::: Material provided :::

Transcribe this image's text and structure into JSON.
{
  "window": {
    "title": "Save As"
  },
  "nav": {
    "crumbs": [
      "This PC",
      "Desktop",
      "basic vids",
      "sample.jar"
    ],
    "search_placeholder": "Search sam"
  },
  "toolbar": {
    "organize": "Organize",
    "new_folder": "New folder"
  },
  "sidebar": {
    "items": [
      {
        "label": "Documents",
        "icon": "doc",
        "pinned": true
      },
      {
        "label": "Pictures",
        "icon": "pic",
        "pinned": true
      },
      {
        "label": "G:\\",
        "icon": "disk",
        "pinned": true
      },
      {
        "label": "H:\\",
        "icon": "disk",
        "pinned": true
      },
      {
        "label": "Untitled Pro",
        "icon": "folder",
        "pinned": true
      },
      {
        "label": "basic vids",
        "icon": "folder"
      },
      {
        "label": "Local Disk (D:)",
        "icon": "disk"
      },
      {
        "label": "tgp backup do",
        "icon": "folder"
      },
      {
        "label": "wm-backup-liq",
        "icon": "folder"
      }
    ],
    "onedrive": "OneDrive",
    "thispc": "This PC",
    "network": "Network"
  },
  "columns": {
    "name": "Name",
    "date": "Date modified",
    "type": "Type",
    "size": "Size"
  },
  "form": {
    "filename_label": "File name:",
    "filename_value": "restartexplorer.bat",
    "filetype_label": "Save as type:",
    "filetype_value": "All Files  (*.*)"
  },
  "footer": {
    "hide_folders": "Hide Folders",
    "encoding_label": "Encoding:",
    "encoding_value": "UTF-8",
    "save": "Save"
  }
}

:::

Problem statement:
Each line above that includes "Save" should be shown.

Answer to the problem:
    "title": "Save As"
    "filetype_label": "Save as type:",
    "save": "Save"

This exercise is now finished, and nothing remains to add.